-------- INFORMATION SHOWN --------
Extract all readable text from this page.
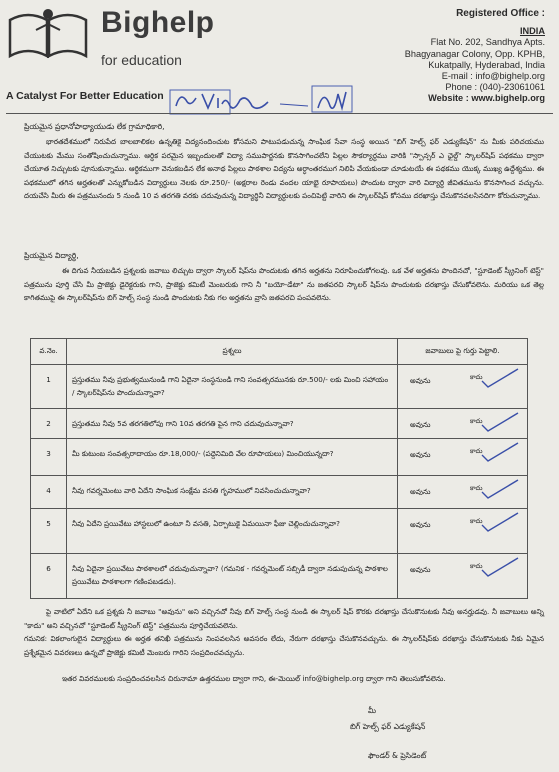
Bighelp
for education
A Catalyst For Better Education
Registered Office :
INDIA
Flat No. 202, Sandhya Apts.
Bhagyanagar Colony, Opp. KPHB,
Kukatpally, Hyderabad, India
E-mail : info@bighelp.org
Phone : (040)-23061061
Website : www.bighelp.org
ప్రియమైన ప్రధానోపాధ్యాయుడు లేక గ్రామాధికారి,
భారతదేశములో నిరుపేద బాలబాలికల ఉన్నతికై విద్యనందించుట కోసమని పాటుపడుచున్న సాంఘిక సేవా సంస్థ అయిన "బిగ్ హెల్ప్ ఫర్ ఎడ్యుకేషన్" ను మీకు పరిచయము చేయుటకు మేము సంతోషించుచున్నాము. ఆర్థిక పరమైన ఇబ్బందులతో విద్యా సముపార్జనకు కొనసాగించలేని పిల్లల సౌకర్యార్థము వారికి "స్పాన్సర్ ఎ ఛైల్డ్" స్కాలర్‌షిప్ పథకము ద్వారా చేయూత నిచ్చుటకు పూనుకున్నాము. ఆర్థికముగా వెనుకబడిన లేక అనాథ పిల్లలు పాఠశాల విద్యను అర్ధాంతరముగ నిలిపి వేయకుండా చూడుటయే ఈ పథకము యొక్క ముఖ్య ఉద్దేశ్యము. ఈ పథకములో తగిన అర్హతలతో ఎన్నుకోబడిన విద్యార్థులు నెలకు రూ.250/- (అక్షరాల రెండు వందల యాభై రూపాయలు) పొందుట ద్వారా వారి విద్యార్థి జీవితమును కొనసాగించ వచ్చును. దయచేసి మీరు ఈ పత్రమునందు 5 నుండి 10 వ తరగతి వరకు చదువుచున్న విద్యార్థినీ విద్యార్థులకు పంచిపెట్టి వారిని ఈ స్కాలర్‌షిప్ కోసము దరఖాస్తు చేసుకొనవలసినదిగా కోరుచున్నాము.
ప్రియమైన విద్యార్థి,
ఈ దిగువ నీయబడిన ప్రశ్నలకు జవాబు లిచ్చుట ద్వారా స్కాలర్ షిప్‌ను పొందుటకు తగిన అర్హతను నిరూపించుకోగలవు. ఒక వేళ అర్హతను పొందినచో, "స్టూడెంట్ స్క్రీనింగ్ టెస్ట్" పత్రమును పూర్తి చేసి మీ ప్రాజెక్టు డైరెక్టరుకు గాని, ప్రాజెక్టు కమిటీ మెంబరుకు గాని నీ "బయో-డేటా" ను జతపరచి స్కాలర్ షిప్‌ను పొందుటకు దరఖాస్తు చేసుకోవలెను. మరియు ఒక తెల్ల కాగితముపై ఈ స్కాలర్‌షిప్‌ను బిగ్ హెల్ప్ సంస్థ నుండి పొందుటకు నీకు గల అర్హతను వ్రాసి జతపరచి పంపవలెను.
వ.నెం.	ప్రశ్నలు	జవాబులు పై గుర్తు పెట్టాలి.
1	ప్రస్తుతము నీవు ప్రభుత్వమునుండి గాని ఏదైనా సంస్థనుండి గాని సంవత్సరమునకు రూ.500/- లకు మించి సహాయం / స్కాలర్‌షిప్‌ను పొందుచున్నావా?	అవును కాదు

2	ప్రస్తుతము నీవు 5వ తరగతిలోపు గాని 10వ తరగతి పైన గాని చదువుచున్నావా?	అవును కాదు

3	మీ కుటుంబ సంవత్సరాదాయం రూ.18,000/- (పద్దెనిమిది వేల రూపాయలు) మించియున్నదా?	అవును కాదు

4	నీవు గవర్నమెంటు వారి ఏదేని సాంఘిక సంక్షేమ వసతి గృహములో నివసించుచున్నావా?	అవును కాదు

5	నీవు ఏదేని ప్రయివేటు హాస్టలులో ఉంటూ నీ వసతి, ఏర్పాటుకై ఏమయినా ఫీజు చెల్లించుచున్నావా?	అవును కాదు

6	నీవు ఏదైనా ప్రయివేటు పాఠశాలలో చదువుచున్నావా? (గమనిక - గవర్నమెంట్ సబ్సిడీ ద్వారా నడుపుచున్న పాఠశాల ప్రయివేటు పాఠశాలగా గణింపబడదు).	అవును కాదు
పై వాటిలో ఏదేని ఒక ప్రశ్నకు నీ జవాబు "అవును" అని వచ్చినచో నీవు బిగ్ హెల్ప్ సంస్థ నుండి ఈ స్కాలర్ షిప్ కొరకు దరఖాస్తు చేసుకొనుటకు నీవు అనర్హుడవు. నీ జవాబులు అన్ని "కాదు" అని వచ్చినచో "స్టూడెంట్ స్క్రీనింగ్ టెస్ట్" పత్రమును పూర్తిచేయవలెను.
గమనిక: వికలాంగులైన విద్యార్థులు ఈ అర్హత తనిఖీ పత్రమును నింపవలసిన అవసరం లేదు, నేరుగా దరఖాస్తు చేసుకొనవచ్చును. ఈ స్కాలర్‌షిప్‌కు దరఖాస్తు చేసుకొనుటకు నీకు ఏమైన ప్రశ్నేకమైన వివరణలు ఉన్నచో ప్రాజెక్టు కమిటీ మెంబరు గారిని సంప్రదించవచ్చును.
ఇతర వివరములకు సంప్రదించవలసిన చిరునామా ఉత్తరముల ద్వారా గాని, ఈ-మెయిల్ info@bighelp.org ద్వారా గాని తెలుసుకోవలెను.
మీ
బిగ్ హెల్ప్ ఫర్ ఎడ్యుకేషన్
ఫౌండర్ & ప్రెసిడెంట్
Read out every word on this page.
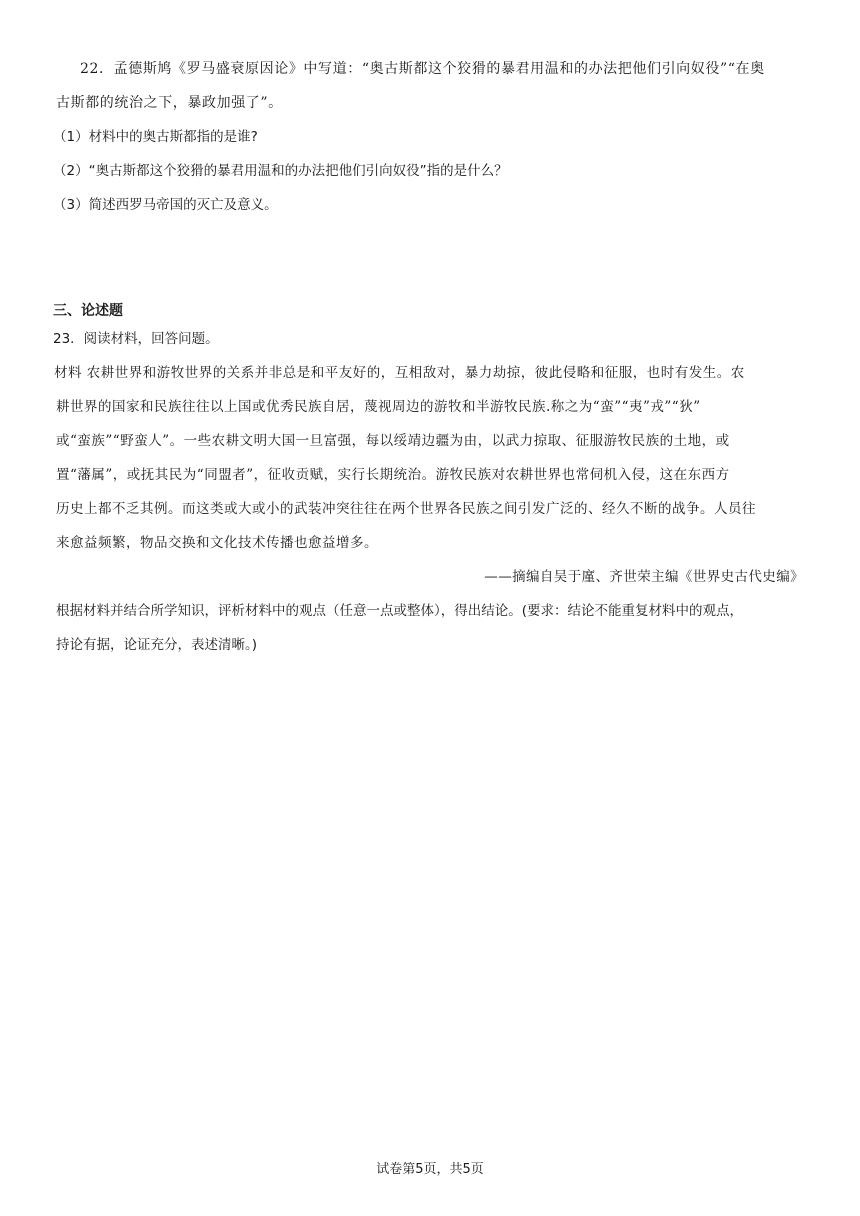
22．孟德斯鸠《罗马盛衰原因论》中写道：“奥古斯都这个狡猾的暴君用温和的办法把他们引向奴役”“在奥
古斯都的统治之下，暴政加强了”。
（1）材料中的奥古斯都指的是谁?
（2）“奥古斯都这个狡猾的暴君用温和的办法把他们引向奴役”指的是什么？
（3）简述西罗马帝国的灭亡及意义。
三、论述题
23．阅读材料，回答问题。
材料 农耕世界和游牧世界的关系并非总是和平友好的，互相敌对，暴力劫掠，彼此侵略和征服，也时有发生。农
耕世界的国家和民族往往以上国或优秀民族自居，蔑视周边的游牧和半游牧民族.称之为“蛮”“夷”戎”“狄”
或“蛮族”“野蛮人”。一些农耕文明大国一旦富强，每以绥靖边疆为由，以武力掠取、征服游牧民族的土地，或
置“藩属”，或抚其民为“同盟者”，征收贡赋，实行长期统治。游牧民族对农耕世界也常伺机入侵，这在东西方
历史上都不乏其例。而这类或大或小的武装冲突往往在两个世界各民族之间引发广泛的、经久不断的战争。人员往
来愈益频繁，物品交换和文化技术传播也愈益增多。
——摘编自吴于廑、齐世荣主编《世界史古代史编》
根据材料并结合所学知识，评析材料中的观点（任意一点或整体），得出结论。(要求：结论不能重复材料中的观点，
持论有据，论证充分，表述清晰。)
试卷第5页，共5页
--------
**GOAL:** Pick out each line above that includes "page" and show it.

**TASK OUTPUT:**
Extract all readable text from this page.
Read out every word on this page.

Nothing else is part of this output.